_Extrait à lire_:
* * *
« La solidarité est un combat contre l’injustice et le déni d’existence . »
31 mai 2010 - Macif tandem, le journal des sociétaires n°28
Pour les besoins de son film Welcome, le réalisateur Philippe Lioret a rencontré des bénévoles engagés auprès de clandestins, à Calais. Ce sont, pour lui, les héros des temps modernes, ceux qui luttent pour la dignité de l’être humain, quel qu’il soit.
Pour préparer votre film Welcome, vous êtes allé à la rencontre d’associations d’entraide. Existe-t-il selon vous une « attitude solidaire » commune aux personnes qui s’engagent ?
J’ai rencontré à Calais des bénévoles qui ne font pas de leur engagement une question politique. Leur but est tout simplement humain. L’idée de voir des gamins de vingt ans affamés dormir dans le froid à deux pas de chez eux leur est insupportable. Tous mènent un combat de fourmi désintéressé et anonyme pour soulager la douleur et préserver, contre vents et marées, la dignité de l’autre, d’où qu’il vienne. Ils ont en commun une qualité admirable : le don inconditionnel de soi.
Vous semblez fasciné par les combats solidaires. Pourquoi ?
* * *
Entrées du jeu de données de mise en page:
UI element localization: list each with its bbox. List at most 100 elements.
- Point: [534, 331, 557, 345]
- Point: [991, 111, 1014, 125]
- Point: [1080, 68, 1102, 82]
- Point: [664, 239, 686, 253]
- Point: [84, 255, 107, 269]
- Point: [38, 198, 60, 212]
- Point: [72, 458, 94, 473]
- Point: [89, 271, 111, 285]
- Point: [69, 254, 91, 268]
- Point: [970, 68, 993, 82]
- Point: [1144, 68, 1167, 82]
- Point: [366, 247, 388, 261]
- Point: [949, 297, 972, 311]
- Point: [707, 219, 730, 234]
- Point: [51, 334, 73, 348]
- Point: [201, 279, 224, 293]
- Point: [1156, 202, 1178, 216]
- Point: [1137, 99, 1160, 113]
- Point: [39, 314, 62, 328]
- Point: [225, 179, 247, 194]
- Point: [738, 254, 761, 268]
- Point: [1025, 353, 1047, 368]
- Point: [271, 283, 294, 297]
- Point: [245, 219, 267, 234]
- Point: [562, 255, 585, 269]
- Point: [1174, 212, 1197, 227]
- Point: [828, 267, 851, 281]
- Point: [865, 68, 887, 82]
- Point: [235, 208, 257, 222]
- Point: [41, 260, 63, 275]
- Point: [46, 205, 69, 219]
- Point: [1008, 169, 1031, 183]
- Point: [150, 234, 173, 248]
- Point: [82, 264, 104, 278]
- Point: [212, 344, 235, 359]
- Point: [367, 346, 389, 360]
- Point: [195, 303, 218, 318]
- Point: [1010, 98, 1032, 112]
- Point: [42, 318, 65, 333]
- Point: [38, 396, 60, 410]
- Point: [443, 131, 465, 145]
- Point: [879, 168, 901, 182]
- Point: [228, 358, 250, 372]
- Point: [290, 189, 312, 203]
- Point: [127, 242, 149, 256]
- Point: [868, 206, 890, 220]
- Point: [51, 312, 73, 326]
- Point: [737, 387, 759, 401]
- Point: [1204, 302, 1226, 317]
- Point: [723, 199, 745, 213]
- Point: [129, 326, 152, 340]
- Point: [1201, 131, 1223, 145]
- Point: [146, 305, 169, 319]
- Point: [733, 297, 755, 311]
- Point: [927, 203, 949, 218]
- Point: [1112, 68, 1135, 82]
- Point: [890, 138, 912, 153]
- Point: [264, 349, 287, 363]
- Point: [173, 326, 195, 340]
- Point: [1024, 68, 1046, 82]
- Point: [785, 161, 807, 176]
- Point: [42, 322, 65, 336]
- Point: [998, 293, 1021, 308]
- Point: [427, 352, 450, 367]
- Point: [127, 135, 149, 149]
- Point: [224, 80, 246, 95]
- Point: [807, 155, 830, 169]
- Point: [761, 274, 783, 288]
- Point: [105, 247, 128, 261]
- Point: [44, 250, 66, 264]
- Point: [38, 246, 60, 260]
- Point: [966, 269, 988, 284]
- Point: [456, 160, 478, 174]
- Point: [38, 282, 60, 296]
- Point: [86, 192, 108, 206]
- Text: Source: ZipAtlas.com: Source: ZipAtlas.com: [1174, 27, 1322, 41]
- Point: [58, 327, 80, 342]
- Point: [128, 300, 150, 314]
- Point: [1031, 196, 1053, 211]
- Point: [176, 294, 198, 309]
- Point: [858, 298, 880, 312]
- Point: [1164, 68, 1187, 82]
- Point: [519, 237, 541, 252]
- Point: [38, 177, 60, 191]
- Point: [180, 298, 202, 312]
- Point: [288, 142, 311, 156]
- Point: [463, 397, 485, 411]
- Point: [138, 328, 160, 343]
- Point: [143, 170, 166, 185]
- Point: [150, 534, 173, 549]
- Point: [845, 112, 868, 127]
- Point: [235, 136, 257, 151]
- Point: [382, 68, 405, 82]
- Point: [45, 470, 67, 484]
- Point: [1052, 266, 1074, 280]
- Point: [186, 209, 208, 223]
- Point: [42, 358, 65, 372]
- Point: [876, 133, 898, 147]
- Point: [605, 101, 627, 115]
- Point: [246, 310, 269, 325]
* * *
_Travail demandé_: Reproduisez tel quel, s'il vous plaît, le passage de l'entretien avec Philippe Lioret commençant par « Pour préparer votre » et allant jusqu'à « qui s’engagent ? ».

_Réponse proposée_:
Pour préparer votre film Welcome, vous êtes allé à la rencontre d’associations d’entraide. Existe-t-il selon vous une « attitude solidaire » commune aux personnes qui s’engagent ?